### Dataset entries
——
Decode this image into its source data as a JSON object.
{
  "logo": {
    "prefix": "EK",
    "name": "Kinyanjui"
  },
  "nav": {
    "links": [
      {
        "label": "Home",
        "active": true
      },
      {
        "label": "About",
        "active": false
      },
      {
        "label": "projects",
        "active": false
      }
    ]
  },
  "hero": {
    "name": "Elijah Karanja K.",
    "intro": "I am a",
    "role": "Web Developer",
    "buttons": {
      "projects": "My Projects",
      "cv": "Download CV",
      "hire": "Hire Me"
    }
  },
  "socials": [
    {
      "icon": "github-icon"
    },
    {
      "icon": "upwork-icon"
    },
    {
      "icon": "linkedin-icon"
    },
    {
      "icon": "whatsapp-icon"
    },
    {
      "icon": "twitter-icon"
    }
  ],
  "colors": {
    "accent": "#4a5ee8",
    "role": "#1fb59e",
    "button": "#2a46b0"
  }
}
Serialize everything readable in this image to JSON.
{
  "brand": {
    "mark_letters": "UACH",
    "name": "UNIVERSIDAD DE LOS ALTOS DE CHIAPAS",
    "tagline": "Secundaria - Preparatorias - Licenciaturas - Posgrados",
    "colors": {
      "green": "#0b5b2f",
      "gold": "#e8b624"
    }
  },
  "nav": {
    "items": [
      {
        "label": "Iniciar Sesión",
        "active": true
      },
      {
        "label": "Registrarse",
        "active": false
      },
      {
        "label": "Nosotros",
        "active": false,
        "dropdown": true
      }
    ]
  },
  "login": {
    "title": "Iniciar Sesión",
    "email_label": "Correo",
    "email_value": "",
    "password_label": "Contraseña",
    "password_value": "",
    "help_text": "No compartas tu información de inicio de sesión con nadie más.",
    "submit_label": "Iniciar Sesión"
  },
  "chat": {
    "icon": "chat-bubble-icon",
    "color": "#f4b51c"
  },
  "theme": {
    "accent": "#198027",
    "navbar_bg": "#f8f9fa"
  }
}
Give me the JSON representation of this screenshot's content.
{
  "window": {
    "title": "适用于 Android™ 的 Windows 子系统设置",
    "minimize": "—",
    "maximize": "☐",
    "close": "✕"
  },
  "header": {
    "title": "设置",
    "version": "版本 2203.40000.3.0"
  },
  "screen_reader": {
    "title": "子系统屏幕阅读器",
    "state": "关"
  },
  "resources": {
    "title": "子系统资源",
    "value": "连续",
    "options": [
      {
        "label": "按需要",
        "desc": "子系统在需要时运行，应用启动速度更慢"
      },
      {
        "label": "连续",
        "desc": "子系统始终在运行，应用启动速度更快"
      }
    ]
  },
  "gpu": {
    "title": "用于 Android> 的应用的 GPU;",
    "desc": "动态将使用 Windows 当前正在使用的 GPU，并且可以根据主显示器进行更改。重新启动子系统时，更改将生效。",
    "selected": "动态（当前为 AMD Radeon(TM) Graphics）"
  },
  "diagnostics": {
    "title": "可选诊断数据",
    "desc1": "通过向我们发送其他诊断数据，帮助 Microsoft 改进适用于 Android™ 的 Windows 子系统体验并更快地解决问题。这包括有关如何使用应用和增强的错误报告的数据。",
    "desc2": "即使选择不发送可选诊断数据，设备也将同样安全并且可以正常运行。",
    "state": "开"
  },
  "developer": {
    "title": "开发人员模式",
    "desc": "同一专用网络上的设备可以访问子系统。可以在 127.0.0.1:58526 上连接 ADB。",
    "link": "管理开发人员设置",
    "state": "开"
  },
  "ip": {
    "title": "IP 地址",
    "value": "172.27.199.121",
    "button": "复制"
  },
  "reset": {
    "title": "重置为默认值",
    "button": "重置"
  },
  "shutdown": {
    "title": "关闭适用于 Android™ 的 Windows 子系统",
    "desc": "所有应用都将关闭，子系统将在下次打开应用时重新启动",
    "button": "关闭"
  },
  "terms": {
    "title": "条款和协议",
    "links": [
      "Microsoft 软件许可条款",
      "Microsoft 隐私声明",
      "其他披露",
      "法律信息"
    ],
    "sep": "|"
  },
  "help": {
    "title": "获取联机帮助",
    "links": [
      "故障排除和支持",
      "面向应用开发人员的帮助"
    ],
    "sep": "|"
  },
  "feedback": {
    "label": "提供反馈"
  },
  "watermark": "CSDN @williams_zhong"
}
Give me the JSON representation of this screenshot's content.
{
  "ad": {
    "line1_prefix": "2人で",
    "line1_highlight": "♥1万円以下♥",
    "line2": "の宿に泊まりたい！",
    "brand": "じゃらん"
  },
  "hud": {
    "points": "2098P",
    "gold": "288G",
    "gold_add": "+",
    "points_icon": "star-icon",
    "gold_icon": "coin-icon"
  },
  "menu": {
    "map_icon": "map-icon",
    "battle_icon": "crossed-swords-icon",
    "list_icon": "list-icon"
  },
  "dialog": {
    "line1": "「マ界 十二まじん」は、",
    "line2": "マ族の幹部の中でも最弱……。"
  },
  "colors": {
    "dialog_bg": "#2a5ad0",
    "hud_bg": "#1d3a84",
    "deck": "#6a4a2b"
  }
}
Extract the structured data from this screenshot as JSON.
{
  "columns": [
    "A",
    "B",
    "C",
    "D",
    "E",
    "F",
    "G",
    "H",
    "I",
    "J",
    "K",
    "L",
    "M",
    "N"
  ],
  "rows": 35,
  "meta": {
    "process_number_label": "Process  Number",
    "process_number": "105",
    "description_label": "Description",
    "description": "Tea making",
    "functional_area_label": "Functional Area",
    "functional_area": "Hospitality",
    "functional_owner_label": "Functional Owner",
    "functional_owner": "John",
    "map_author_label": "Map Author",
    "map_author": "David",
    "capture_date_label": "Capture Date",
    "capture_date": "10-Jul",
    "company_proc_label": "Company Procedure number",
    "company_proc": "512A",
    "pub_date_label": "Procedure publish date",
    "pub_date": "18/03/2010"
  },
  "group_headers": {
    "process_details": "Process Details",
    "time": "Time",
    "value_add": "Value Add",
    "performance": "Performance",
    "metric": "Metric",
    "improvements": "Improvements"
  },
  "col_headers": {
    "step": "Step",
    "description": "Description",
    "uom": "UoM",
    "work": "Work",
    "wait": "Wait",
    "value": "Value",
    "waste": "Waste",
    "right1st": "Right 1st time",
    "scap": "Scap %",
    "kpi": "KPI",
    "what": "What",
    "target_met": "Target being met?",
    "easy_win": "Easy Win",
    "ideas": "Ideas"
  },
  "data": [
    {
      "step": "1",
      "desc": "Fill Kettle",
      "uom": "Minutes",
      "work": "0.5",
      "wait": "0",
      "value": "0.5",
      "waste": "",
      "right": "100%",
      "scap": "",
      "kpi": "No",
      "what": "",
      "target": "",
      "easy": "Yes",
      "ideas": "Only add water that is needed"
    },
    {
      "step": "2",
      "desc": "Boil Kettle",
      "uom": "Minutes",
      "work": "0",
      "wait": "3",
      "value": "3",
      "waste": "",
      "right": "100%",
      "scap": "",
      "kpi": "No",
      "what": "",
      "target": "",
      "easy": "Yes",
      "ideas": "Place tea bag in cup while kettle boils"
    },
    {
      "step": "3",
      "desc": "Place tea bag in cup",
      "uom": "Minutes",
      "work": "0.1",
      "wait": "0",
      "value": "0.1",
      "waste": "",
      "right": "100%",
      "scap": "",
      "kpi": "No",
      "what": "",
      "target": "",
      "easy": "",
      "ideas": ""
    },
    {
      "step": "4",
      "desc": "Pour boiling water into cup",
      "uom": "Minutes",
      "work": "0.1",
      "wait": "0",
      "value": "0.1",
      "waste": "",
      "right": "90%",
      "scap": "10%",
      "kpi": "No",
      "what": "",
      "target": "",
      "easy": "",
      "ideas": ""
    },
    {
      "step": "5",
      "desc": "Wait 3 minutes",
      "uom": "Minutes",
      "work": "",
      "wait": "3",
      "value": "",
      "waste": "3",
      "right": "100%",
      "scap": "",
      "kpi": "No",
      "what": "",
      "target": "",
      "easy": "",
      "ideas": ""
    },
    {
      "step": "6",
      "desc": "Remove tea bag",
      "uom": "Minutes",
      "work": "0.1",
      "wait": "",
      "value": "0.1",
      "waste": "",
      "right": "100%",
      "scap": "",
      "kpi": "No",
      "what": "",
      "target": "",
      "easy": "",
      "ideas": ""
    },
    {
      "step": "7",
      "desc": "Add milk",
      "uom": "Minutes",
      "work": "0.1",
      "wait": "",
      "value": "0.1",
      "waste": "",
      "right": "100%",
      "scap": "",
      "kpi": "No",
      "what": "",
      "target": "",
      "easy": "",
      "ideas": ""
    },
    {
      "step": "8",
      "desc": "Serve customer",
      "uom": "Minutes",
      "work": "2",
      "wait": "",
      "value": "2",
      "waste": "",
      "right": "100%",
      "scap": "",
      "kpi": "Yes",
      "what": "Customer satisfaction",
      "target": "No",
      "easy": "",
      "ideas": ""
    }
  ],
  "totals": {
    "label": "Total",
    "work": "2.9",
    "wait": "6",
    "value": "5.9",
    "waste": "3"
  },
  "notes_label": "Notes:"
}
——
Filter out every line that lacks the word "this", and copy the rest.

### Completed task
Decode this image into its source data as a JSON object.
Serialize everything readable in this image to JSON.
Give me the JSON representation of this screenshot's content.
Give me the JSON representation of this screenshot's content.
Extract the structured data from this screenshot as JSON.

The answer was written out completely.